[Records for the exercise start]

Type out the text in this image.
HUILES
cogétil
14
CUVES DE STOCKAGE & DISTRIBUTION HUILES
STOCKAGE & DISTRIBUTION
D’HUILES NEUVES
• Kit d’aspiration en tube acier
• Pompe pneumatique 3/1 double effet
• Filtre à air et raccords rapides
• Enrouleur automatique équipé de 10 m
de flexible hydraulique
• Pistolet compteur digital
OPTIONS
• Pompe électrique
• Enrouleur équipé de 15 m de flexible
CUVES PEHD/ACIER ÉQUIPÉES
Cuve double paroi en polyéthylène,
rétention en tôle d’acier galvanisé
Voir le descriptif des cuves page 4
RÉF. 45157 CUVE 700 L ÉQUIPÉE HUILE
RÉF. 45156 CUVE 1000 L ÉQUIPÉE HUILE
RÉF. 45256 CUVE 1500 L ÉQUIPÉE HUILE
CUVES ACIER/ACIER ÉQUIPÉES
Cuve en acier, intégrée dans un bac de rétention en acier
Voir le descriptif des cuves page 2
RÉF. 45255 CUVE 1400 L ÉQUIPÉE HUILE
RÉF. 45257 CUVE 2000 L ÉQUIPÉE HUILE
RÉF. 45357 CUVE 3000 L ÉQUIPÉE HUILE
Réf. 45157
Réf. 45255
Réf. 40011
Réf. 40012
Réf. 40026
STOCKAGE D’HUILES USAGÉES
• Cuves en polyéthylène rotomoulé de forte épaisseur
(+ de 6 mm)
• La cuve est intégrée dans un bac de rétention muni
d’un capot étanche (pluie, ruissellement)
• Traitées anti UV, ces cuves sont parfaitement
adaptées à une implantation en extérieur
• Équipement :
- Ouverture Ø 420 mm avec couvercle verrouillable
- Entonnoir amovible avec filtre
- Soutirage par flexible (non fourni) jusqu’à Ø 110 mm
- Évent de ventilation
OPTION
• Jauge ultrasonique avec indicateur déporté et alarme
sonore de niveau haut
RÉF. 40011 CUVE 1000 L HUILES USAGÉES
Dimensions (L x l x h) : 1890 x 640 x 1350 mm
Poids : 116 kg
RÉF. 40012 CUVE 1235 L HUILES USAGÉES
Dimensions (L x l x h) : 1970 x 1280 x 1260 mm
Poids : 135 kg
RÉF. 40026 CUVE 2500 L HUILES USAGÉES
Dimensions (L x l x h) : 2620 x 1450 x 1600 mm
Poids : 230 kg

[Records for the exercise end]

Return all of the entries exactly as written.

Type out the text in this image.
HUILES
cogétil
14
CUVES DE STOCKAGE & DISTRIBUTION HUILES
STOCKAGE & DISTRIBUTION
D’HUILES NEUVES
• Kit d’aspiration en tube acier
• Pompe pneumatique 3/1 double effet
• Filtre à air et raccords rapides
• Enrouleur automatique équipé de 10 m
de flexible hydraulique
• Pistolet compteur digital
OPTIONS
• Pompe électrique
• Enrouleur équipé de 15 m de flexible
CUVES PEHD/ACIER ÉQUIPÉES
Cuve double paroi en polyéthylène,
rétention en tôle d’acier galvanisé
Voir le descriptif des cuves page 4
RÉF. 45157 CUVE 700 L ÉQUIPÉE HUILE
RÉF. 45156 CUVE 1000 L ÉQUIPÉE HUILE
RÉF. 45256 CUVE 1500 L ÉQUIPÉE HUILE
CUVES ACIER/ACIER ÉQUIPÉES
Cuve en acier, intégrée dans un bac de rétention en acier
Voir le descriptif des cuves page 2
RÉF. 45255 CUVE 1400 L ÉQUIPÉE HUILE
RÉF. 45257 CUVE 2000 L ÉQUIPÉE HUILE
RÉF. 45357 CUVE 3000 L ÉQUIPÉE HUILE
Réf. 45157
Réf. 45255
Réf. 40011
Réf. 40012
Réf. 40026
STOCKAGE D’HUILES USAGÉES
• Cuves en polyéthylène rotomoulé de forte épaisseur
(+ de 6 mm)
• La cuve est intégrée dans un bac de rétention muni
d’un capot étanche (pluie, ruissellement)
• Traitées anti UV, ces cuves sont parfaitement
adaptées à une implantation en extérieur
• Équipement :
- Ouverture Ø 420 mm avec couvercle verrouillable
- Entonnoir amovible avec filtre
- Soutirage par flexible (non fourni) jusqu’à Ø 110 mm
- Évent de ventilation
OPTION
• Jauge ultrasonique avec indicateur déporté et alarme
sonore de niveau haut
RÉF. 40011 CUVE 1000 L HUILES USAGÉES
Dimensions (L x l x h) : 1890 x 640 x 1350 mm
Poids : 116 kg
RÉF. 40012 CUVE 1235 L HUILES USAGÉES
Dimensions (L x l x h) : 1970 x 1280 x 1260 mm
Poids : 135 kg
RÉF. 40026 CUVE 2500 L HUILES USAGÉES
Dimensions (L x l x h) : 2620 x 1450 x 1600 mm
Poids : 230 kg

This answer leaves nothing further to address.